Repeat the lines of the records below word for word, covering the stretch from the start of the records through the line that contains "- cell-r5-c4: [81, 81, 100, 100]", with both ends included.
-- Begin The data --
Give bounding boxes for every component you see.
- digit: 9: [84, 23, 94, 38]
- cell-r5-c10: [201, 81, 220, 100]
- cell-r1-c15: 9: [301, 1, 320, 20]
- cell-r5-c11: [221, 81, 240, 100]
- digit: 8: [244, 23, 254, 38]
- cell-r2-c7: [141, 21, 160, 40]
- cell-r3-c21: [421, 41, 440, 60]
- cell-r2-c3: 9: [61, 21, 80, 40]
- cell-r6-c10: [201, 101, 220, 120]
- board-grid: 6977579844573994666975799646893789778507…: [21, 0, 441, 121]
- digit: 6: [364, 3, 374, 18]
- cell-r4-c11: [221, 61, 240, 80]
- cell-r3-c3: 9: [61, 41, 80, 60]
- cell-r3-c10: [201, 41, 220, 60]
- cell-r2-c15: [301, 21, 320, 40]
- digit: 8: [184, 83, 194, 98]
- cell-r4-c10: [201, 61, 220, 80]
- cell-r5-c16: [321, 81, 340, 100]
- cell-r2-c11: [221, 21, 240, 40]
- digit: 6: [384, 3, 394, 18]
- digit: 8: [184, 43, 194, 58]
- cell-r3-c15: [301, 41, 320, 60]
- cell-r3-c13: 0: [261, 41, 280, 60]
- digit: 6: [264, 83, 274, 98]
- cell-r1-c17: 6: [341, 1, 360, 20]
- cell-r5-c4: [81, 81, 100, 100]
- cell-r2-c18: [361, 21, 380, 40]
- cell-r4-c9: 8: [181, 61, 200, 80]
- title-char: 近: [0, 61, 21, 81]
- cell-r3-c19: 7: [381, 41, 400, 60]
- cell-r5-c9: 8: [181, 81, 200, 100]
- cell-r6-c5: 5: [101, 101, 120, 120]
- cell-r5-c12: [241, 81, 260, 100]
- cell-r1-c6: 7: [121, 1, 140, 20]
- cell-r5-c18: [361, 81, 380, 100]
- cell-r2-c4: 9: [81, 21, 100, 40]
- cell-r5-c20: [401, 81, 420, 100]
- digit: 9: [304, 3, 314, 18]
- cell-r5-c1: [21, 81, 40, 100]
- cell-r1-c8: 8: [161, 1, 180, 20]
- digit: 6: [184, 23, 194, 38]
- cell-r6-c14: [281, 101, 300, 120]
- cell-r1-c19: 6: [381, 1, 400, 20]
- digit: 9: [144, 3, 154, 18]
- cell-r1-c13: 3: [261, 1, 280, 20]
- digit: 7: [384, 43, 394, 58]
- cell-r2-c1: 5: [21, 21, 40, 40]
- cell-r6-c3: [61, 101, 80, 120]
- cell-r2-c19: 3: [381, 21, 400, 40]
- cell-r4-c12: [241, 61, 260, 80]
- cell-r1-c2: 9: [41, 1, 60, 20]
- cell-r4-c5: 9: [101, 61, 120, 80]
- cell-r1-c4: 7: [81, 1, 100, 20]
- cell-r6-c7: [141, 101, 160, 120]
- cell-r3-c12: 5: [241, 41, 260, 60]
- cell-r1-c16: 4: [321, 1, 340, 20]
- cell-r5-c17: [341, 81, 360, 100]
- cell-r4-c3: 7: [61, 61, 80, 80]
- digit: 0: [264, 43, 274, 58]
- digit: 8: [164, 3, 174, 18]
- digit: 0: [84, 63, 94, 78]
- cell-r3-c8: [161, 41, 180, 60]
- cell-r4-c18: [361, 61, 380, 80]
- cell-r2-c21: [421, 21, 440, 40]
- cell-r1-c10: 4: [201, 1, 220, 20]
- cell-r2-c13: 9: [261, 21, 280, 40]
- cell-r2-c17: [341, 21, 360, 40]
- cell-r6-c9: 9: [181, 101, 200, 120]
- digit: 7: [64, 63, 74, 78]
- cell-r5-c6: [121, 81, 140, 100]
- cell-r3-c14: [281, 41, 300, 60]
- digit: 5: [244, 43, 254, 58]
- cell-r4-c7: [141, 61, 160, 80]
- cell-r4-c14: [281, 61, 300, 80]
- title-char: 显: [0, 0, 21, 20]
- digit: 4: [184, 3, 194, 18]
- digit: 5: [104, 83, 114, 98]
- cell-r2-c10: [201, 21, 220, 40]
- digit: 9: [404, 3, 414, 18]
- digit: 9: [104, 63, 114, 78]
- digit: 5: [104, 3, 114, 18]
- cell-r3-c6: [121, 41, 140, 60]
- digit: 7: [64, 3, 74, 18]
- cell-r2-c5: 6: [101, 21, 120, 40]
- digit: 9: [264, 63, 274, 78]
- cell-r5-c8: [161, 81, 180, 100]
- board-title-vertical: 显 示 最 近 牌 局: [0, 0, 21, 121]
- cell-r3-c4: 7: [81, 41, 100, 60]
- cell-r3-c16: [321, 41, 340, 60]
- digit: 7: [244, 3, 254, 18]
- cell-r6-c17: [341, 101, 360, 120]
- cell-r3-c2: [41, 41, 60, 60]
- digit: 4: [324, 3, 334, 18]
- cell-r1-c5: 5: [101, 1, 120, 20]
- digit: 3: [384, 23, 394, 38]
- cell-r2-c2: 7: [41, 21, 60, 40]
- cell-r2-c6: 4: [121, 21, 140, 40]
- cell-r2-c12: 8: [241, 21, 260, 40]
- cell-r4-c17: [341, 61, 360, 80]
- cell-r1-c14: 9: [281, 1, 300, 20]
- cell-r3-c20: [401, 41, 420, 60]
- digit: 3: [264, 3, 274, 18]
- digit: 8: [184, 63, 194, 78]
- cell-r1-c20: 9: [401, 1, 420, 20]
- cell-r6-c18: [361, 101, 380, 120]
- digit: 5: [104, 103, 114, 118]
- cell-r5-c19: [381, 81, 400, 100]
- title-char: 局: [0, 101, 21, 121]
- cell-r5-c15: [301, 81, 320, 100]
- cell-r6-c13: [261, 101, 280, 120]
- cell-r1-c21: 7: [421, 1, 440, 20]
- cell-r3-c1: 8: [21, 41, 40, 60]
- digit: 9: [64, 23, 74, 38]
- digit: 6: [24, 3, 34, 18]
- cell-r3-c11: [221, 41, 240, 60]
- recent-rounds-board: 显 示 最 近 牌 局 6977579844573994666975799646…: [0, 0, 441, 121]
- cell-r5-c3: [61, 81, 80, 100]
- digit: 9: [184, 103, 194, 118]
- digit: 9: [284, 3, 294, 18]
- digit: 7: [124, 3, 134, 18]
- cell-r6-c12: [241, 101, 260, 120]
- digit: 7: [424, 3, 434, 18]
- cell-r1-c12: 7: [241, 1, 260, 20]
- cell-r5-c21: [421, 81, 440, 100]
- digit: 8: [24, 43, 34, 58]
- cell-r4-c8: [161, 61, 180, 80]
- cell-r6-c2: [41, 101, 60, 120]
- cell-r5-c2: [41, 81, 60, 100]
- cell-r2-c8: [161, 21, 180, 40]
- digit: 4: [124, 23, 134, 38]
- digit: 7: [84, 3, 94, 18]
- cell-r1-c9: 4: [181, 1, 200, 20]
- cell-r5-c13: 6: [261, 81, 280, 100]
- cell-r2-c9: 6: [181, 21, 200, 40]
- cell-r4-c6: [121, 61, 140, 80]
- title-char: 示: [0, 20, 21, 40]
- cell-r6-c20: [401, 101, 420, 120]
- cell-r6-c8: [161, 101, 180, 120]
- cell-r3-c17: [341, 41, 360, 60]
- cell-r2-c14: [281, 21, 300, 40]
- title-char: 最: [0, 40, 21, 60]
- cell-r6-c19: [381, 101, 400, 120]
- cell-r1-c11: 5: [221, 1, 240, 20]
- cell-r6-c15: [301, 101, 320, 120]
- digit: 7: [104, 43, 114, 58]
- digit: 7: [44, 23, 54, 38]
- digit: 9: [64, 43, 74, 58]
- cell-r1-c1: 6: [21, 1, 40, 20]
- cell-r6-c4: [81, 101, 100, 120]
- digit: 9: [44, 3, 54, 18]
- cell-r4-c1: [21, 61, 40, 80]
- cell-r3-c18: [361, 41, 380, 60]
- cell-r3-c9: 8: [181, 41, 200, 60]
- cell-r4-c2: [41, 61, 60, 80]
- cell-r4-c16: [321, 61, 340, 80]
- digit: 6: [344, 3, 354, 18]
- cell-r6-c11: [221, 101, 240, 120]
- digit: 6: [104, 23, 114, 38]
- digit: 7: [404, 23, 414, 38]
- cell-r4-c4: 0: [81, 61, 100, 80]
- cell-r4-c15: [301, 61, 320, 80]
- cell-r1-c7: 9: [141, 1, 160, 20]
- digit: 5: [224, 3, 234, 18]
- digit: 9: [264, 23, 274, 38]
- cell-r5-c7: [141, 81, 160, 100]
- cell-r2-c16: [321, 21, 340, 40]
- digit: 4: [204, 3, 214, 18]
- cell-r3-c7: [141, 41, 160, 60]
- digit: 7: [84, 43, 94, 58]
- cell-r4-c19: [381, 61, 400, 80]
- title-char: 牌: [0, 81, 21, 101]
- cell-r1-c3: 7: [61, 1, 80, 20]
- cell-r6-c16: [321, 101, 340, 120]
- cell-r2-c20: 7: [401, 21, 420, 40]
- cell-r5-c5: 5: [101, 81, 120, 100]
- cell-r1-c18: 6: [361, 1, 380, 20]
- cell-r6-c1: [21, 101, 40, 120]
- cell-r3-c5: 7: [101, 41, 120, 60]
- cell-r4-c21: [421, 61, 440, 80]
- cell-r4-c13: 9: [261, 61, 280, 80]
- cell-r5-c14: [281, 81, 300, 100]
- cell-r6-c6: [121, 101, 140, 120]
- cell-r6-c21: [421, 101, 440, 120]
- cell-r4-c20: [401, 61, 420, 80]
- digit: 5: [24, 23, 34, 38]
-- End The data --
● Solution to this task
Give bounding boxes for every component you see.
- digit: 9: [84, 23, 94, 38]
- cell-r5-c10: [201, 81, 220, 100]
- cell-r1-c15: 9: [301, 1, 320, 20]
- cell-r5-c11: [221, 81, 240, 100]
- digit: 8: [244, 23, 254, 38]
- cell-r2-c7: [141, 21, 160, 40]
- cell-r3-c21: [421, 41, 440, 60]
- cell-r2-c3: 9: [61, 21, 80, 40]
- cell-r6-c10: [201, 101, 220, 120]
- board-grid: 6977579844573994666975799646893789778507…: [21, 0, 441, 121]
- digit: 6: [364, 3, 374, 18]
- cell-r4-c11: [221, 61, 240, 80]
- cell-r3-c3: 9: [61, 41, 80, 60]
- cell-r3-c10: [201, 41, 220, 60]
- cell-r2-c15: [301, 21, 320, 40]
- digit: 8: [184, 83, 194, 98]
- cell-r4-c10: [201, 61, 220, 80]
- cell-r5-c16: [321, 81, 340, 100]
- cell-r2-c11: [221, 21, 240, 40]
- digit: 6: [384, 3, 394, 18]
- digit: 8: [184, 43, 194, 58]
- cell-r3-c15: [301, 41, 320, 60]
- cell-r3-c13: 0: [261, 41, 280, 60]
- digit: 6: [264, 83, 274, 98]
- cell-r1-c17: 6: [341, 1, 360, 20]
- cell-r5-c4: [81, 81, 100, 100]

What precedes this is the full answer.